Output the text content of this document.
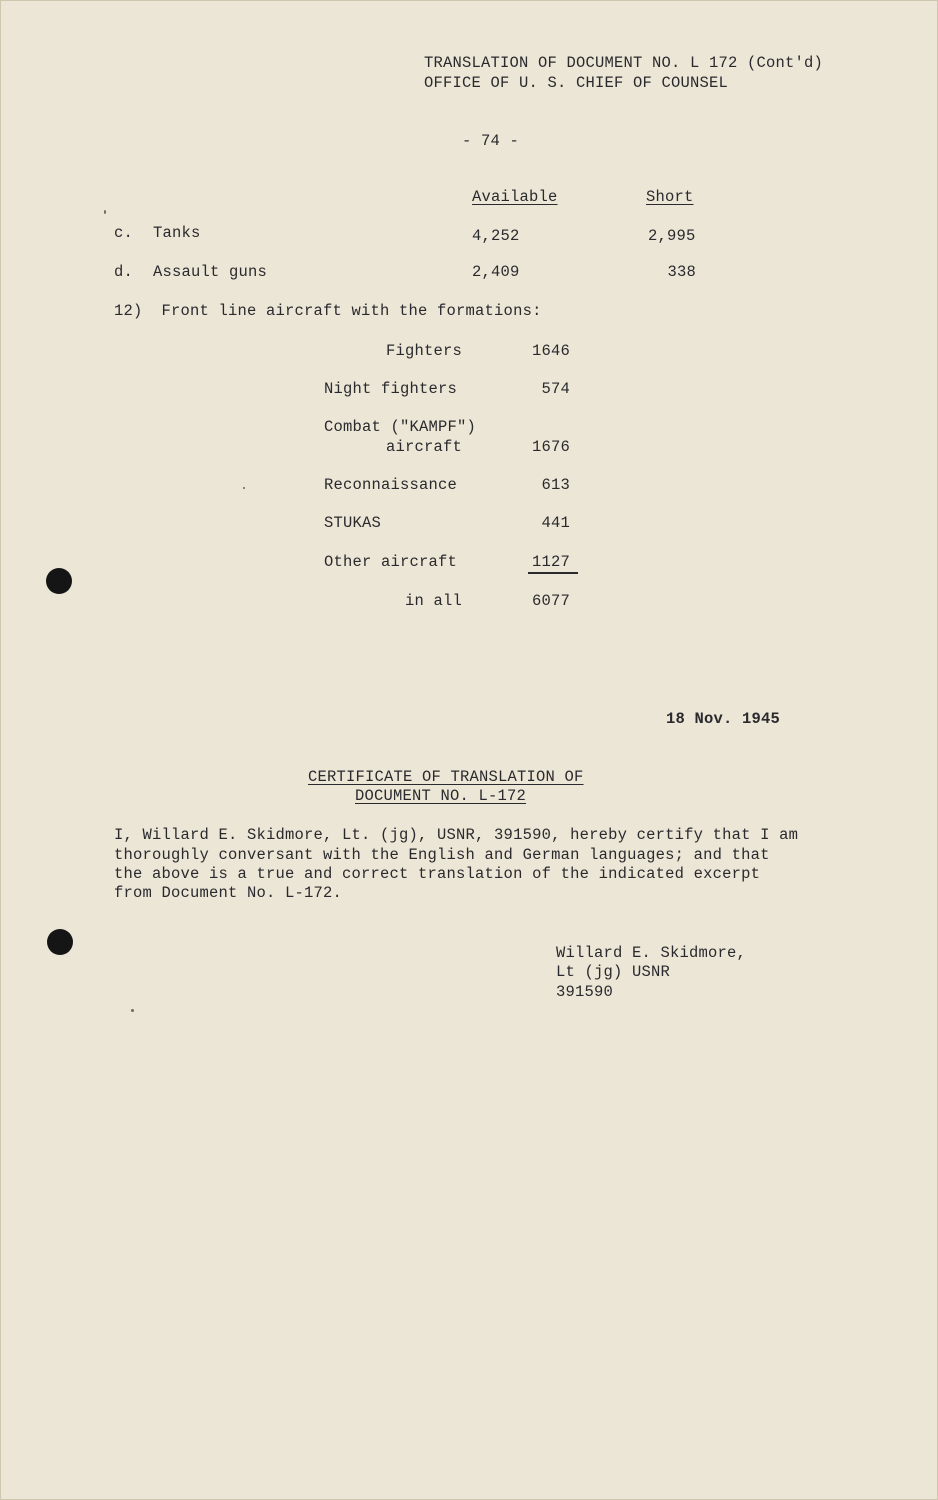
TRANSLATION OF DOCUMENT NO. L 172 (Cont'd)
OFFICE OF U. S. CHIEF OF COUNSEL
- 74 -
Available	Short
c. Tanks	4,252	2,995
d. Assault guns	2,409	338
12)  Front line aircraft with the formations:
Fighters	1646
Night fighters	574
Combat ("KAMPF")
aircraft	1676
Reconnaissance	613
STUKAS	441
Other aircraft	1127
in all	6077
18 Nov. 1945
CERTIFICATE OF TRANSLATION OF
DOCUMENT NO. L-172
I, Willard E. Skidmore, Lt. (jg), USNR, 391590, hereby certify that I am
thoroughly conversant with the English and German languages; and that
the above is a true and correct translation of the indicated excerpt
from Document No. L-172.
Willard E. Skidmore,
Lt (jg) USNR
391590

========

Leave out the pictures and transcribe the entries above exactly.

Output the text content of this document.
TRANSLATION OF DOCUMENT NO. L 172 (Cont'd)
OFFICE OF U. S. CHIEF OF COUNSEL
- 74 -
Available	Short
c. Tanks	4,252	2,995
d. Assault guns	2,409	338
12)  Front line aircraft with the formations:
Fighters	1646
Night fighters	574
Combat ("KAMPF")
aircraft	1676
Reconnaissance	613
STUKAS	441
Other aircraft	1127
in all	6077
18 Nov. 1945
CERTIFICATE OF TRANSLATION OF
DOCUMENT NO. L-172
I, Willard E. Skidmore, Lt. (jg), USNR, 391590, hereby certify that I am
thoroughly conversant with the English and German languages; and that
the above is a true and correct translation of the indicated excerpt
from Document No. L-172.
Willard E. Skidmore,
Lt (jg) USNR
391590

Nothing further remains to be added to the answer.